## BEGIN Input rows

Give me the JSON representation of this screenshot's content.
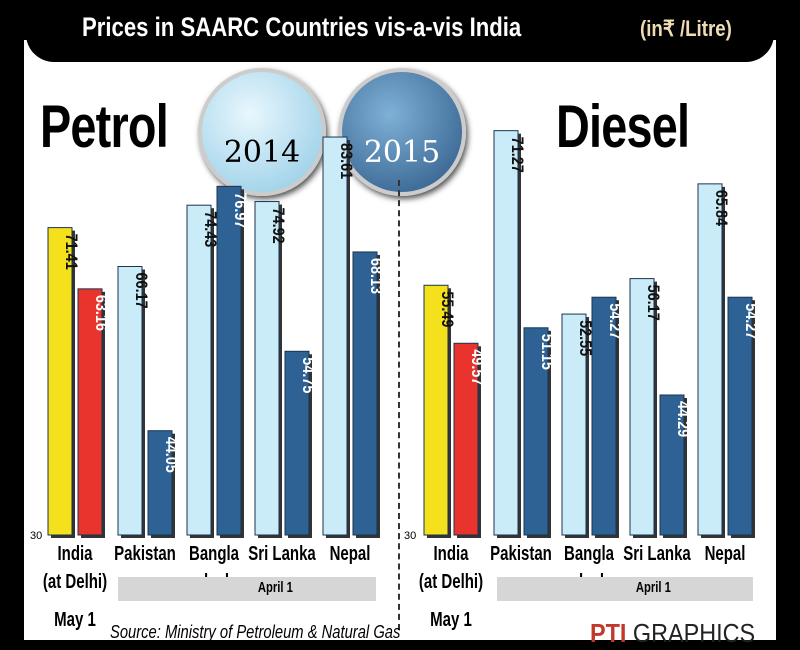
{
  "title": "Prices in SAARC Countries vis-a-vis India",
  "unit": "(in₹ /Litre)",
  "legend": [
    {
      "label": "2014",
      "color": "#bfe6f5"
    },
    {
      "label": "2015",
      "color": "#2f5f8f"
    }
  ],
  "source": "Source: Ministry of Petroleum & Natural Gas",
  "credit": {
    "logo": "PTI",
    "text": "GRAPHICS"
  },
  "date_labels": {
    "india": "May 1",
    "others": "April 1"
  },
  "chart_data": [
    {
      "type": "bar",
      "title": "Petrol",
      "ymin_label": "30",
      "ylim": [
        30,
        88.6
      ],
      "categories": [
        "India (at Delhi)",
        "Pakistan",
        "Bangla -desh",
        "Sri Lanka",
        "Nepal"
      ],
      "series": [
        {
          "name": "2014",
          "values": [
            71.41,
            66.17,
            74.43,
            74.92,
            83.61
          ]
        },
        {
          "name": "2015",
          "values": [
            63.16,
            44.05,
            76.97,
            54.75,
            68.13
          ]
        }
      ]
    },
    {
      "type": "bar",
      "title": "Diesel",
      "ymin_label": "30",
      "ylim": [
        30,
        74.4
      ],
      "categories": [
        "India (at Delhi)",
        "Pakistan",
        "Bangla -desh",
        "Sri Lanka",
        "Nepal"
      ],
      "series": [
        {
          "name": "2014",
          "values": [
            55.49,
            71.27,
            52.55,
            56.17,
            65.84
          ]
        },
        {
          "name": "2015",
          "values": [
            49.57,
            51.15,
            54.27,
            44.29,
            54.27
          ]
        }
      ]
    }
  ],
  "colors": {
    "india_2014": "#f5e01c",
    "india_2015": "#e8342c",
    "other_2014": "#c9ecf8",
    "other_2015": "#2e6294"
  }
}
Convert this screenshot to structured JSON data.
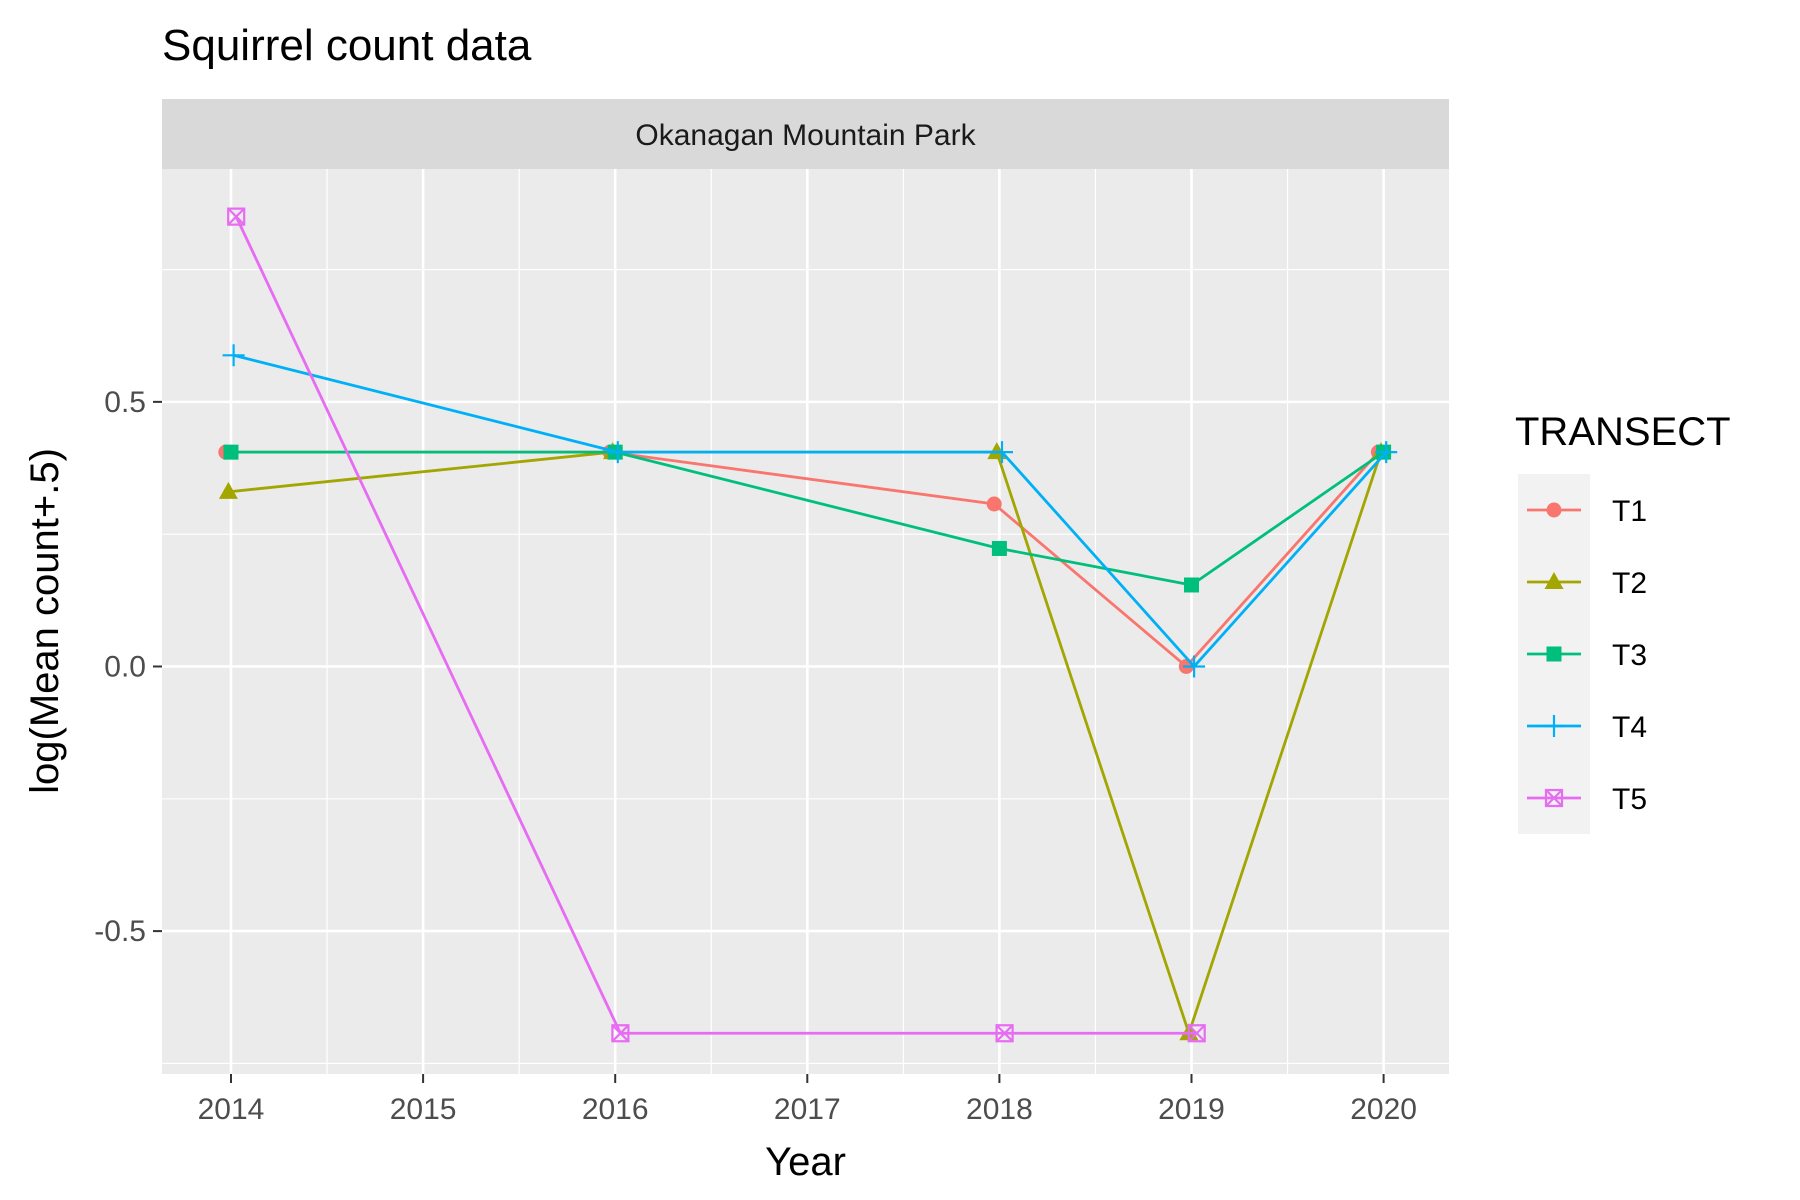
{
  "chart_data": {
    "type": "line",
    "title": "Squirrel count data",
    "facet_label": "Okanagan Mountain Park",
    "xlabel": "Year",
    "ylabel": "log(Mean count+.5)",
    "x_ticks": [
      "2014",
      "2015",
      "2016",
      "2017",
      "2018",
      "2019",
      "2020"
    ],
    "y_ticks": [
      {
        "value": -0.5,
        "label": "-0.5"
      },
      {
        "value": 0.0,
        "label": "0.0"
      },
      {
        "value": 0.5,
        "label": "0.5"
      }
    ],
    "xlim": [
      2013.65,
      2020.35
    ],
    "ylim": [
      -0.77,
      0.94
    ],
    "grid": true,
    "legend": {
      "title": "TRANSECT",
      "position": "right"
    },
    "series": [
      {
        "name": "T1",
        "color": "#F8766D",
        "shape": "circle",
        "x": [
          2014,
          2016,
          2018,
          2019,
          2020
        ],
        "y": [
          0.405,
          0.405,
          0.307,
          0.0,
          0.405
        ]
      },
      {
        "name": "T2",
        "color": "#A3A500",
        "shape": "triangle",
        "x": [
          2014,
          2016,
          2018,
          2019,
          2020
        ],
        "y": [
          0.33,
          0.405,
          0.405,
          -0.693,
          0.405
        ]
      },
      {
        "name": "T3",
        "color": "#00BF7D",
        "shape": "square",
        "x": [
          2014,
          2016,
          2018,
          2019,
          2020
        ],
        "y": [
          0.405,
          0.405,
          0.223,
          0.154,
          0.405
        ]
      },
      {
        "name": "T4",
        "color": "#00B0F6",
        "shape": "plus",
        "x": [
          2014,
          2016,
          2018,
          2019,
          2020
        ],
        "y": [
          0.588,
          0.405,
          0.405,
          0.0,
          0.405
        ]
      },
      {
        "name": "T5",
        "color": "#E76BF3",
        "shape": "square-cross",
        "x": [
          2014,
          2016,
          2018,
          2019
        ],
        "y": [
          0.85,
          -0.693,
          -0.693,
          -0.693
        ]
      }
    ]
  }
}
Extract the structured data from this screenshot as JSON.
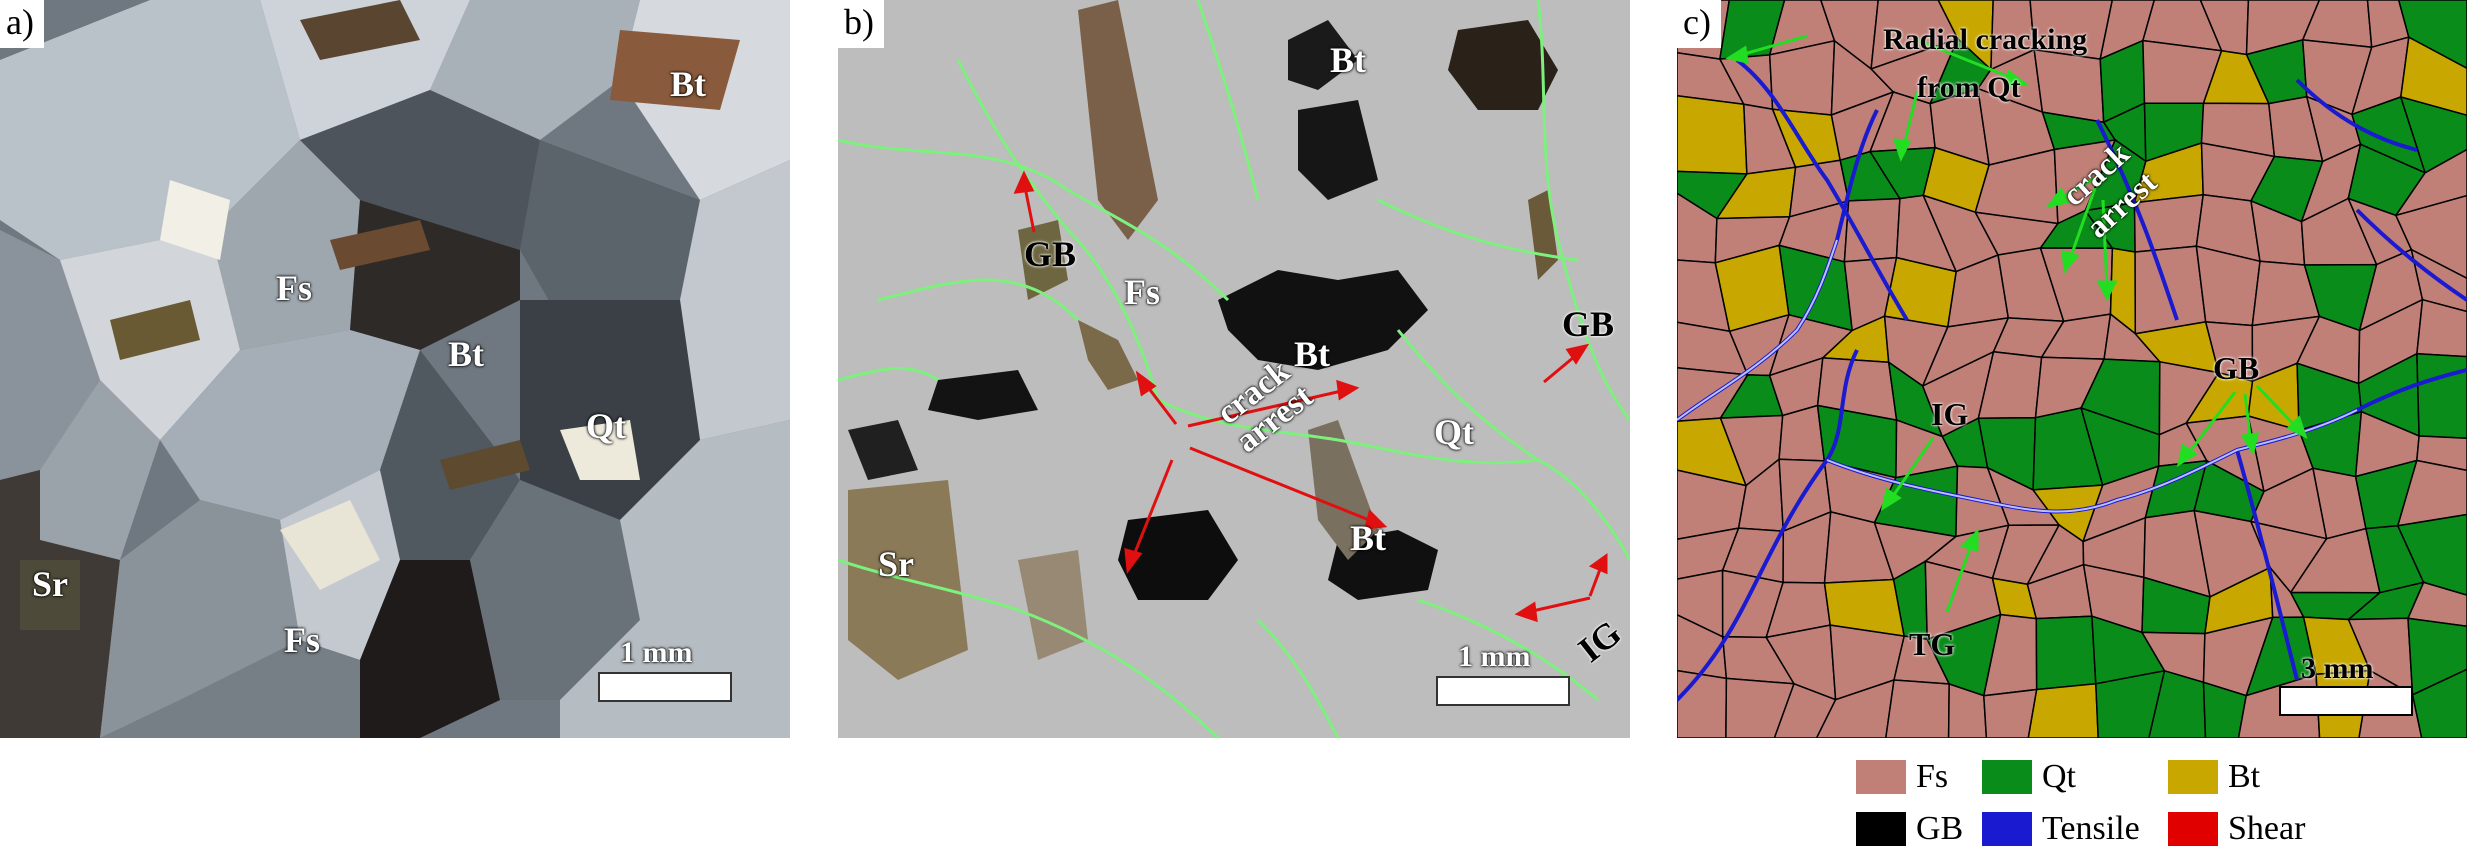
{
  "panels": [
    {
      "tag": "a)",
      "labels": [
        "Bt",
        "Fs",
        "Bt",
        "Qt",
        "Sr",
        "Fs"
      ],
      "scale": "1 mm"
    },
    {
      "tag": "b)",
      "labels": [
        "Bt",
        "GB",
        "Fs",
        "Bt",
        "GB",
        "Qt",
        "crack arrest",
        "Sr",
        "Bt",
        "IG"
      ],
      "scale": "1 mm"
    },
    {
      "tag": "c)",
      "labels": [
        "Radial cracking",
        "from Qt",
        "crack",
        "arrest",
        "GB",
        "IG",
        "TG"
      ],
      "scale": "3 mm"
    }
  ],
  "legend": [
    {
      "label": "Fs",
      "color": "#c08078"
    },
    {
      "label": "Qt",
      "color": "#0a8c1a"
    },
    {
      "label": "Bt",
      "color": "#c8a800"
    },
    {
      "label": "GB",
      "color": "#000000"
    },
    {
      "label": "Tensile",
      "color": "#1a1ad0"
    },
    {
      "label": "Shear",
      "color": "#e00000"
    }
  ],
  "colors": {
    "arrow_b": "#e01010",
    "arrow_c": "#22dd22",
    "crack_b": "#7df07d"
  }
}
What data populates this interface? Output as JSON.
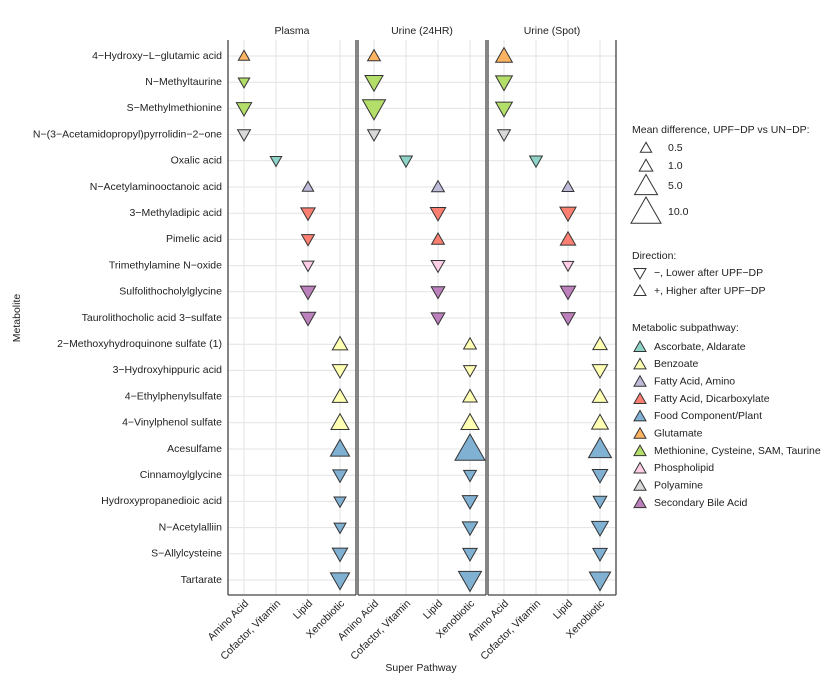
{
  "chart_data": {
    "type": "triangle",
    "xlabel": "Super Pathway",
    "ylabel": "Metabolite",
    "x_categories": [
      "Amino Acid",
      "Cofactor, Vitamin",
      "Lipid",
      "Xenobiotic"
    ],
    "categories": [
      "4−Hydroxy−L−glutamic acid",
      "N−Methyltaurine",
      "S−Methylmethionine",
      "N−(3−Acetamidopropyl)pyrrolidin−2−one",
      "Oxalic acid",
      "N−Acetylaminooctanoic acid",
      "3−Methyladipic acid",
      "Pimelic acid",
      "Trimethylamine N−oxide",
      "Sulfolithocholylglycine",
      "Taurolithocholic acid 3−sulfate",
      "2−Methoxyhydroquinone sulfate (1)",
      "3−Hydroxyhippuric acid",
      "4−Ethylphenylsulfate",
      "4−Vinylphenol sulfate",
      "Acesulfame",
      "Cinnamoylglycine",
      "Hydroxypropanedioic acid",
      "N−Acetylalliin",
      "S−Allylcysteine",
      "Tartarate"
    ],
    "super_pathway": [
      "Amino Acid",
      "Amino Acid",
      "Amino Acid",
      "Amino Acid",
      "Cofactor, Vitamin",
      "Lipid",
      "Lipid",
      "Lipid",
      "Lipid",
      "Lipid",
      "Lipid",
      "Xenobiotic",
      "Xenobiotic",
      "Xenobiotic",
      "Xenobiotic",
      "Xenobiotic",
      "Xenobiotic",
      "Xenobiotic",
      "Xenobiotic",
      "Xenobiotic",
      "Xenobiotic"
    ],
    "subpathway": [
      "Glutamate",
      "Methionine, Cysteine, SAM, Taurine",
      "Methionine, Cysteine, SAM, Taurine",
      "Polyamine",
      "Ascorbate, Aldarate",
      "Fatty Acid, Amino",
      "Fatty Acid, Dicarboxylate",
      "Fatty Acid, Dicarboxylate",
      "Phospholipid",
      "Secondary Bile Acid",
      "Secondary Bile Acid",
      "Benzoate",
      "Benzoate",
      "Benzoate",
      "Benzoate",
      "Food Component/Plant",
      "Food Component/Plant",
      "Food Component/Plant",
      "Food Component/Plant",
      "Food Component/Plant",
      "Food Component/Plant"
    ],
    "series": [
      {
        "name": "Plasma",
        "values": [
          0.5,
          -0.5,
          -1.5,
          -0.8,
          -0.5,
          0.5,
          -1.2,
          -0.8,
          -0.6,
          -1.5,
          -1.5,
          1.5,
          -1.5,
          1.5,
          2.5,
          3,
          -1.2,
          -0.6,
          -0.6,
          -1.5,
          -3
        ]
      },
      {
        "name": "Urine (24HR)",
        "values": [
          0.8,
          -2.5,
          -5,
          -0.8,
          -0.8,
          0.8,
          -1.5,
          0.8,
          -1,
          -1,
          -1,
          0.8,
          -0.8,
          1.2,
          2.5,
          10,
          -0.8,
          -1.5,
          -1.5,
          -1.2,
          -5
        ]
      },
      {
        "name": "Urine (Spot)",
        "values": [
          2,
          -2,
          -2,
          -0.8,
          -0.8,
          0.6,
          -1.8,
          1.5,
          -0.5,
          -1.5,
          -1.2,
          1.2,
          -1.5,
          1.5,
          2,
          5,
          -1.5,
          -1,
          -2,
          -1.2,
          -4
        ]
      }
    ],
    "size_legend": {
      "title": "Mean difference, UPF−DP vs UN−DP:",
      "values": [
        0.5,
        {
          "value": 1,
          "label": "1.0"
        },
        {
          "value": 5,
          "label": "5.0"
        },
        {
          "value": 10,
          "label": "10.0"
        }
      ]
    },
    "direction_legend": {
      "title": "Direction:",
      "entries": [
        "−, Lower after UPF−DP",
        "+, Higher after UPF−DP"
      ]
    },
    "color_legend": {
      "title": "Metabolic subpathway:",
      "entries": [
        {
          "name": "Ascorbate, Aldarate",
          "color": "#8dd3c7"
        },
        {
          "name": "Benzoate",
          "color": "#ffffb3"
        },
        {
          "name": "Fatty Acid, Amino",
          "color": "#bebada"
        },
        {
          "name": "Fatty Acid, Dicarboxylate",
          "color": "#fb8072"
        },
        {
          "name": "Food Component/Plant",
          "color": "#80b1d3"
        },
        {
          "name": "Glutamate",
          "color": "#fdb462"
        },
        {
          "name": "Methionine, Cysteine, SAM, Taurine",
          "color": "#b3de69"
        },
        {
          "name": "Phospholipid",
          "color": "#fccde5"
        },
        {
          "name": "Polyamine",
          "color": "#d9d9d9"
        },
        {
          "name": "Secondary Bile Acid",
          "color": "#bc80bd"
        }
      ]
    },
    "grid": true
  }
}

## END Input rows

Task - Pick out every line above that contains the word "JSON" and copy it.

Solution to this exercise -
Give me the JSON representation of this screenshot's content.
Convert this screenshot to structured JSON data.
Extract the structured data from this screenshot as JSON.
What data populates this interface? Output as JSON.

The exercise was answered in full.